»»
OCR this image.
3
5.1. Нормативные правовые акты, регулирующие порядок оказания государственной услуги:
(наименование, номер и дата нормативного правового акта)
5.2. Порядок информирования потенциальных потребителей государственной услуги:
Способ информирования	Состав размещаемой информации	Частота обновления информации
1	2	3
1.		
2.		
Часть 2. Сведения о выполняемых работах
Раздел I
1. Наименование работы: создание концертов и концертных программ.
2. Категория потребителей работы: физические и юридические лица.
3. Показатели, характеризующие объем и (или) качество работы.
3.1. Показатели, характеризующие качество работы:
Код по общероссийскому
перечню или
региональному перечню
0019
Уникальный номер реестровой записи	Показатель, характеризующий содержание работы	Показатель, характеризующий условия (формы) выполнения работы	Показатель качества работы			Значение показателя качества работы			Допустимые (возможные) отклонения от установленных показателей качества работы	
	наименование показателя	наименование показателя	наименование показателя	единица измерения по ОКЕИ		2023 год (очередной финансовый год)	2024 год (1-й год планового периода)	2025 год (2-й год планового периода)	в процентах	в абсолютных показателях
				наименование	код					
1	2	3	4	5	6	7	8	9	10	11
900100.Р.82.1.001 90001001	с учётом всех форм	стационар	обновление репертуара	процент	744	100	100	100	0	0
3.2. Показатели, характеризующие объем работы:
««
→ Given task: Take the entries above and transcribe them exactly.

→ Response to the exercise:
OCR this image.
3
5.1. Нормативные правовые акты, регулирующие порядок оказания государственной услуги:
(наименование, номер и дата нормативного правового акта)
5.2. Порядок информирования потенциальных потребителей государственной услуги:
Способ информирования	Состав размещаемой информации	Частота обновления информации
1	2	3
1.		
2.		
Часть 2. Сведения о выполняемых работах
Раздел I
1. Наименование работы: создание концертов и концертных программ.
2. Категория потребителей работы: физические и юридические лица.
3. Показатели, характеризующие объем и (или) качество работы.
3.1. Показатели, характеризующие качество работы:
Код по общероссийскому
перечню или
региональному перечню
0019
Уникальный номер реестровой записи	Показатель, характеризующий содержание работы	Показатель, характеризующий условия (формы) выполнения работы	Показатель качества работы			Значение показателя качества работы			Допустимые (возможные) отклонения от установленных показателей качества работы	
	наименование показателя	наименование показателя	наименование показателя	единица измерения по ОКЕИ		2023 год (очередной финансовый год)	2024 год (1-й год планового периода)	2025 год (2-й год планового периода)	в процентах	в абсолютных показателях
				наименование	код					
1	2	3	4	5	6	7	8	9	10	11
900100.Р.82.1.001 90001001	с учётом всех форм	стационар	обновление репертуара	процент	744	100	100	100	0	0
3.2. Показатели, характеризующие объем работы:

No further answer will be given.